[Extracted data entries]
------------------------------------------------------------------------

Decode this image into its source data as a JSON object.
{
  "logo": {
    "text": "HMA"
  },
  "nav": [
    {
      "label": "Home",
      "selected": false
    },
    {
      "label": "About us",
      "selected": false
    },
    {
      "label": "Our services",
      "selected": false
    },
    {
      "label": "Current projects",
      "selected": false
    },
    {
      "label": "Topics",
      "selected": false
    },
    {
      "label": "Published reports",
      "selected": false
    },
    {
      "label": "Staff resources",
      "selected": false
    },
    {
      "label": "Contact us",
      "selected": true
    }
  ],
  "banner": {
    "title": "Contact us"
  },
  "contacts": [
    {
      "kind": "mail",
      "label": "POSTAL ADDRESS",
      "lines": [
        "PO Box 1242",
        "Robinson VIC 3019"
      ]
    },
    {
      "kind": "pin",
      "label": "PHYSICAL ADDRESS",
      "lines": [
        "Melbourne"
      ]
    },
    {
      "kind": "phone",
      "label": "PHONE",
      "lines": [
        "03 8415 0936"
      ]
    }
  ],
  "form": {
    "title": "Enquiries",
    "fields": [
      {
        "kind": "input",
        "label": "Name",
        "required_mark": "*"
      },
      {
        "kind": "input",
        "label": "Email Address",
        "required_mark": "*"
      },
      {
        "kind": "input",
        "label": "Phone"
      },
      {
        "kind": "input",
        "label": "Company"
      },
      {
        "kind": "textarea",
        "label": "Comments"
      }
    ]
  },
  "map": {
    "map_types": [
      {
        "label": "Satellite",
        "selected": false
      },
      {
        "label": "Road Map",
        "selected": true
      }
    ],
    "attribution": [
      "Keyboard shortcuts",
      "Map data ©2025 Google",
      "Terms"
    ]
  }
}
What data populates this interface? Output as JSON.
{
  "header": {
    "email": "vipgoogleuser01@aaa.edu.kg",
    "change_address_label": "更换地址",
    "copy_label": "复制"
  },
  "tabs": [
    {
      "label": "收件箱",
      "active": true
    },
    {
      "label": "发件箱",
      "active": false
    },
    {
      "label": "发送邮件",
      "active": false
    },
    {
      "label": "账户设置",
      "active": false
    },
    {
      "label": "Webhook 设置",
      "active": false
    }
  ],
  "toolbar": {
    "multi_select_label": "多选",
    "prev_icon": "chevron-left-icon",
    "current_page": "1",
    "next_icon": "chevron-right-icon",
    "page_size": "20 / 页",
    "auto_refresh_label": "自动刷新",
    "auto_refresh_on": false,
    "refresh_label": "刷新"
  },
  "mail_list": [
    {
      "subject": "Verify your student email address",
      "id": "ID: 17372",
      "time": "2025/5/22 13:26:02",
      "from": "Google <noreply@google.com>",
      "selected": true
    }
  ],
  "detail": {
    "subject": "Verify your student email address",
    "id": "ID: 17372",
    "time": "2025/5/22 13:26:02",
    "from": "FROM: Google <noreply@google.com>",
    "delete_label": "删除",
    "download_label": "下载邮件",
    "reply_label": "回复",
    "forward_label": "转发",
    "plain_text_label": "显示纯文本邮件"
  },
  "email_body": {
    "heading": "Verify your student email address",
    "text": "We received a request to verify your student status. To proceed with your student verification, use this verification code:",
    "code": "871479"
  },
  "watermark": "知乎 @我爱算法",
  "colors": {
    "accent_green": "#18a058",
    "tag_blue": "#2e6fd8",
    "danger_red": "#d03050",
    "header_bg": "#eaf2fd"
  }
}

------------------------------------------------------------------------

→ Requirements
Establish how many lines of the records contain the string "JSON" and state that number without elaboration.

→ Solution to the exercise
2